Set problem
Reproduce the entries exactly.

---------------

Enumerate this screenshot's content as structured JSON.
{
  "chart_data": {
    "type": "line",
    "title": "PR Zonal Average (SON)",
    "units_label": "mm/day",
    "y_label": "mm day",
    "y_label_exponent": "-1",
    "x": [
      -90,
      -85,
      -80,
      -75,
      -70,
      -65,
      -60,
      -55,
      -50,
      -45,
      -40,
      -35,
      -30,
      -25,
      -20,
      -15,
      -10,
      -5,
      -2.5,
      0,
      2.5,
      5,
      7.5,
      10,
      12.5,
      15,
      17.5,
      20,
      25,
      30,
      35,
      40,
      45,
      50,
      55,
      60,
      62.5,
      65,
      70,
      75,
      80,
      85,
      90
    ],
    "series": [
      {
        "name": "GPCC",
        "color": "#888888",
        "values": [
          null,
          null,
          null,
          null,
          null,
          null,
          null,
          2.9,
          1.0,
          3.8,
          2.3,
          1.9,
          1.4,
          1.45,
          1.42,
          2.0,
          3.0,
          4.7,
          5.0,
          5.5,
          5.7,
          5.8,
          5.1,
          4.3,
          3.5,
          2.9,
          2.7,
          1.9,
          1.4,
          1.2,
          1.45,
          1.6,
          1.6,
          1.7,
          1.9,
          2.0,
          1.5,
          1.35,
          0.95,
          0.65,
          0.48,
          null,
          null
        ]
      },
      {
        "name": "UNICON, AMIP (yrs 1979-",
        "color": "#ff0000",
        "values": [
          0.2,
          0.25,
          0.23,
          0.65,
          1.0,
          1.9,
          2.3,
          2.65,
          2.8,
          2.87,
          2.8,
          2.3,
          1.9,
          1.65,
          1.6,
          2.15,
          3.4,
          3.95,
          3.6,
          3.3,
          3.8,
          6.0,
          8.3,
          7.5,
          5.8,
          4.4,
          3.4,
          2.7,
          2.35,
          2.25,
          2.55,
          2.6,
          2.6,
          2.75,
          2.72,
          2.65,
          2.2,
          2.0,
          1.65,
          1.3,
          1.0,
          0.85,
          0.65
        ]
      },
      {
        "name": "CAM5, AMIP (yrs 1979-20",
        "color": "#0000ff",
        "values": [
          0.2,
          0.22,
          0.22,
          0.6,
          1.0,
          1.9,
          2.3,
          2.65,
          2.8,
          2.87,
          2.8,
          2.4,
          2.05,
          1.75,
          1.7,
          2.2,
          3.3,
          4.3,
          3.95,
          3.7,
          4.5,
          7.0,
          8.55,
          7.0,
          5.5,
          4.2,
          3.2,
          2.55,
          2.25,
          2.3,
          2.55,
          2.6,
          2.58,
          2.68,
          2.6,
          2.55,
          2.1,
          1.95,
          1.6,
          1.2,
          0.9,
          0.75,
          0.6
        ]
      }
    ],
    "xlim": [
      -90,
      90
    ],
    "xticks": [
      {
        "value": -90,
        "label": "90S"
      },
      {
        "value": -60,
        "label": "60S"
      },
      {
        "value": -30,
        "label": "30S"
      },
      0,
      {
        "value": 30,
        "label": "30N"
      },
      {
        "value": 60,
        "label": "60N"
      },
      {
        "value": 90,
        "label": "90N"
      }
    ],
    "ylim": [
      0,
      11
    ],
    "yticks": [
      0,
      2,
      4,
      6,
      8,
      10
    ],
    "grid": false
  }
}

---------------

Response below
Enumerate this screenshot's content as structured JSON.
{
  "chart_data": {
    "type": "line",
    "title": "PR Zonal Average (SON)",
    "units_label": "mm/day",
    "y_label": "mm day",
    "y_label_exponent": "-1",
    "x": [
      -90,
      -85,
      -80,
      -75,
      -70,
      -65,
      -60,
      -55,
      -50,
      -45,
      -40,
      -35,
      -30,
      -25,
      -20,
      -15,
      -10,
      -5,
      -2.5,
      0,
      2.5,
      5,
      7.5,
      10,
      12.5,
      15,
      17.5,
      20,
      25,
      30,
      35,
      40,
      45,
      50,
      55,
      60,
      62.5,
      65,
      70,
      75,
      80,
      85,
      90
    ],
    "series": [
      {
        "name": "GPCC",
        "color": "#888888",
        "values": [
          null,
          null,
          null,
          null,
          null,
          null,
          null,
          2.9,
          1.0,
          3.8,
          2.3,
          1.9,
          1.4,
          1.45,
          1.42,
          2.0,
          3.0,
          4.7,
          5.0,
          5.5,
          5.7,
          5.8,
          5.1,
          4.3,
          3.5,
          2.9,
          2.7,
          1.9,
          1.4,
          1.2,
          1.45,
          1.6,
          1.6,
          1.7,
          1.9,
          2.0,
          1.5,
          1.35,
          0.95,
          0.65,
          0.48,
          null,
          null
        ]
      },
      {
        "name": "UNICON, AMIP (yrs 1979-",
        "color": "#ff0000",
        "values": [
          0.2,
          0.25,
          0.23,
          0.65,
          1.0,
          1.9,
          2.3,
          2.65,
          2.8,
          2.87,
          2.8,
          2.3,
          1.9,
          1.65,
          1.6,
          2.15,
          3.4,
          3.95,
          3.6,
          3.3,
          3.8,
          6.0,
          8.3,
          7.5,
          5.8,
          4.4,
          3.4,
          2.7,
          2.35,
          2.25,
          2.55,
          2.6,
          2.6,
          2.75,
          2.72,
          2.65,
          2.2,
          2.0,
          1.65,
          1.3,
          1.0,
          0.85,
          0.65
        ]
      },
      {
        "name": "CAM5, AMIP (yrs 1979-20",
        "color": "#0000ff",
        "values": [
          0.2,
          0.22,
          0.22,
          0.6,
          1.0,
          1.9,
          2.3,
          2.65,
          2.8,
          2.87,
          2.8,
          2.4,
          2.05,
          1.75,
          1.7,
          2.2,
          3.3,
          4.3,
          3.95,
          3.7,
          4.5,
          7.0,
          8.55,
          7.0,
          5.5,
          4.2,
          3.2,
          2.55,
          2.25,
          2.3,
          2.55,
          2.6,
          2.58,
          2.68,
          2.6,
          2.55,
          2.1,
          1.95,
          1.6,
          1.2,
          0.9,
          0.75,
          0.6
        ]
      }
    ],
    "xlim": [
      -90,
      90
    ],
    "xticks": [
      {
        "value": -90,
        "label": "90S"
      },
      {
        "value": -60,
        "label": "60S"
      },
      {
        "value": -30,
        "label": "30S"
      },
      0,
      {
        "value": 30,
        "label": "30N"
      },
      {
        "value": 60,
        "label": "60N"
      },
      {
        "value": 90,
        "label": "90N"
      }
    ],
    "ylim": [
      0,
      11
    ],
    "yticks": [
      0,
      2,
      4,
      6,
      8,
      10
    ],
    "grid": false
  }
}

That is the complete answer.